• **Exercise requirements**
Copy each line exactly.

• **Given data**

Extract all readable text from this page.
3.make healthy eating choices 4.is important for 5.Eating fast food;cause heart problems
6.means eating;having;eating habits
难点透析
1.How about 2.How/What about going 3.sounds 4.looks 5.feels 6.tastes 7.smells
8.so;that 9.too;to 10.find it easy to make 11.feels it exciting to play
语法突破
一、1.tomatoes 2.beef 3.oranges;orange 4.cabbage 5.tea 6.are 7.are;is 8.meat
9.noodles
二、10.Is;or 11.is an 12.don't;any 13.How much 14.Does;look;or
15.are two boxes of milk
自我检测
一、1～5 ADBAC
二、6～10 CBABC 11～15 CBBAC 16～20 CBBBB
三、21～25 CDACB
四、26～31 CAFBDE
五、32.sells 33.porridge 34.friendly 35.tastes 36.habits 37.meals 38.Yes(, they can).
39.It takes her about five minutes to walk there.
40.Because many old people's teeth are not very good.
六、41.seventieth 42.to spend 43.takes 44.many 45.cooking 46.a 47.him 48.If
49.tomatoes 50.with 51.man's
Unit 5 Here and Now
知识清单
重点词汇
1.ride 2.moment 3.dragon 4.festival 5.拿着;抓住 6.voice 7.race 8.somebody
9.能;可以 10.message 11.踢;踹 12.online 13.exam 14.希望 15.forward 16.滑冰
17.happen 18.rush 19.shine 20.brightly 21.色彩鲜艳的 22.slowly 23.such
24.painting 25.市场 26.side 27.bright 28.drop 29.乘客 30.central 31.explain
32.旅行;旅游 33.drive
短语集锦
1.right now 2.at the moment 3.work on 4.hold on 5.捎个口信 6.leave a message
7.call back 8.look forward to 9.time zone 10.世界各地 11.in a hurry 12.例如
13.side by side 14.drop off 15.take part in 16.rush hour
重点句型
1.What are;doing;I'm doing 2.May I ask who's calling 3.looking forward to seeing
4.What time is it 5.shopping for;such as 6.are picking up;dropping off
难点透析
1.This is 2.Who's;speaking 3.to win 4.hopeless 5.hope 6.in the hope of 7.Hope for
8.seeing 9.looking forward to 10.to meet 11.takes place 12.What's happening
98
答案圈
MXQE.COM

• **Expected answer**
Extract all readable text from this page.
3.make healthy eating choices 4.is important for 5.Eating fast food;cause heart problems
6.means eating;having;eating habits
难点透析
1.How about 2.How/What about going 3.sounds 4.looks 5.feels 6.tastes 7.smells
8.so;that 9.too;to 10.find it easy to make 11.feels it exciting to play
语法突破
一、1.tomatoes 2.beef 3.oranges;orange 4.cabbage 5.tea 6.are 7.are;is 8.meat
9.noodles
二、10.Is;or 11.is an 12.don't;any 13.How much 14.Does;look;or
15.are two boxes of milk
自我检测
一、1～5 ADBAC
二、6～10 CBABC 11～15 CBBAC 16～20 CBBBB
三、21～25 CDACB
四、26～31 CAFBDE
五、32.sells 33.porridge 34.friendly 35.tastes 36.habits 37.meals 38.Yes(, they can).
39.It takes her about five minutes to walk there.
40.Because many old people's teeth are not very good.
六、41.seventieth 42.to spend 43.takes 44.many 45.cooking 46.a 47.him 48.If
49.tomatoes 50.with 51.man's
Unit 5 Here and Now
知识清单
重点词汇
1.ride 2.moment 3.dragon 4.festival 5.拿着;抓住 6.voice 7.race 8.somebody
9.能;可以 10.message 11.踢;踹 12.online 13.exam 14.希望 15.forward 16.滑冰
17.happen 18.rush 19.shine 20.brightly 21.色彩鲜艳的 22.slowly 23.such
24.painting 25.市场 26.side 27.bright 28.drop 29.乘客 30.central 31.explain
32.旅行;旅游 33.drive
短语集锦
1.right now 2.at the moment 3.work on 4.hold on 5.捎个口信 6.leave a message
7.call back 8.look forward to 9.time zone 10.世界各地 11.in a hurry 12.例如
13.side by side 14.drop off 15.take part in 16.rush hour
重点句型
1.What are;doing;I'm doing 2.May I ask who's calling 3.looking forward to seeing
4.What time is it 5.shopping for;such as 6.are picking up;dropping off
难点透析
1.This is 2.Who's;speaking 3.to win 4.hopeless 5.hope 6.in the hope of 7.Hope for
8.seeing 9.looking forward to 10.to meet 11.takes place 12.What's happening
98
答案圈
MXQE.COM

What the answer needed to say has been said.